**EXERCISE DESCRIPTION:** Scan the material below for the string "extent", and copy every line where it shows up.

**SUPPLIED MATERIAL:**
- - -

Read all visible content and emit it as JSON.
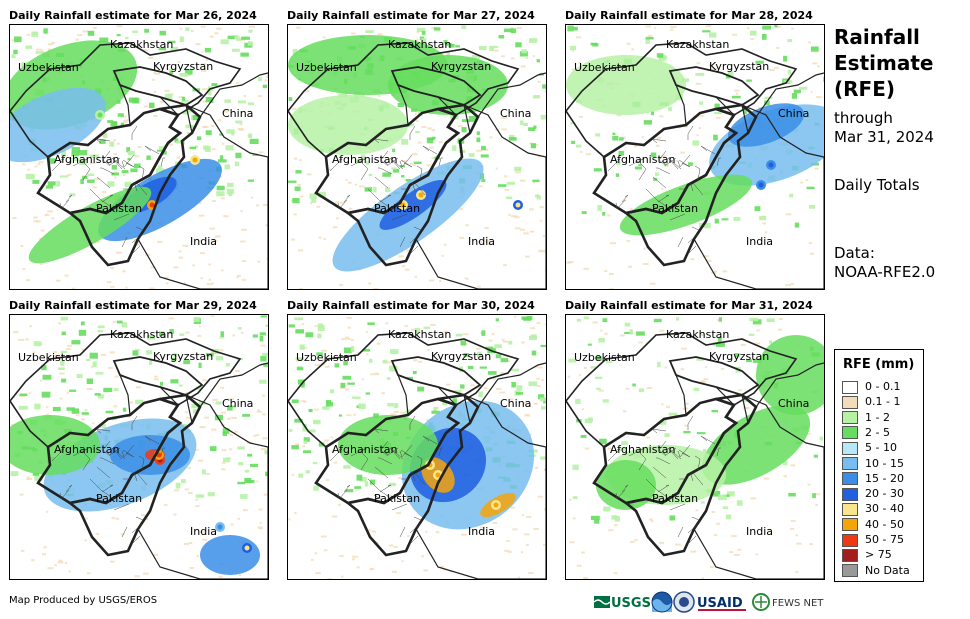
{
  "panels": [
    {
      "title": "Daily Rainfall estimate for Mar 26, 2024",
      "intensity": 1.0,
      "extent": 0.8
    },
    {
      "title": "Daily Rainfall estimate for Mar 27, 2024",
      "intensity": 0.85,
      "extent": 0.75
    },
    {
      "title": "Daily Rainfall estimate for Mar 28, 2024",
      "intensity": 0.5,
      "extent": 0.5
    },
    {
      "title": "Daily Rainfall estimate for Mar 29, 2024",
      "intensity": 0.9,
      "extent": 0.7
    },
    {
      "title": "Daily Rainfall estimate for Mar 30, 2024",
      "intensity": 1.0,
      "extent": 0.75
    },
    {
      "title": "Daily Rainfall estimate for Mar 31, 2024",
      "intensity": 0.4,
      "extent": 0.45
    }
  ],
  "map_labels": {
    "kazakhstan": "Kazakhstan",
    "uzbekistan": "Uzbekistan",
    "kyrgyzstan": "Kyrgyzstan",
    "china": "China",
    "afghanistan": "Afghanistan",
    "pakistan": "Pakistan",
    "india": "India"
  },
  "side": {
    "title": "Rainfall Estimate (RFE)",
    "through_label": "through",
    "through_date": "Mar 31, 2024",
    "totals": "Daily Totals",
    "data_label": "Data:",
    "data_source": "NOAA-RFE2.0"
  },
  "legend": {
    "title": "RFE (mm)",
    "items": [
      {
        "label": "0 - 0.1",
        "color": "#ffffff"
      },
      {
        "label": "0.1 - 1",
        "color": "#f3dcb9"
      },
      {
        "label": "1 - 2",
        "color": "#b6f1a6"
      },
      {
        "label": "2 - 5",
        "color": "#66dd5e"
      },
      {
        "label": "5 - 10",
        "color": "#b8e8f8"
      },
      {
        "label": "10 - 15",
        "color": "#78bdf0"
      },
      {
        "label": "15 - 20",
        "color": "#3a8ee6"
      },
      {
        "label": "20 - 30",
        "color": "#1f5fe0"
      },
      {
        "label": "30 - 40",
        "color": "#f8e58c"
      },
      {
        "label": "40 - 50",
        "color": "#f5a40a"
      },
      {
        "label": "50 - 75",
        "color": "#ee3a12"
      },
      {
        "label": "> 75",
        "color": "#a31d1d"
      },
      {
        "label": "No Data",
        "color": "#999999"
      }
    ]
  },
  "credit": "Map Produced by USGS/EROS",
  "logos": {
    "usgs": "USGS",
    "usaid": "USAID",
    "fewsnet": "FEWS NET"
  }
}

- - -

**COMPLETE ANSWER:**
      "extent": 0.8
      "extent": 0.75
      "extent": 0.5
      "extent": 0.7
      "extent": 0.75
      "extent": 0.45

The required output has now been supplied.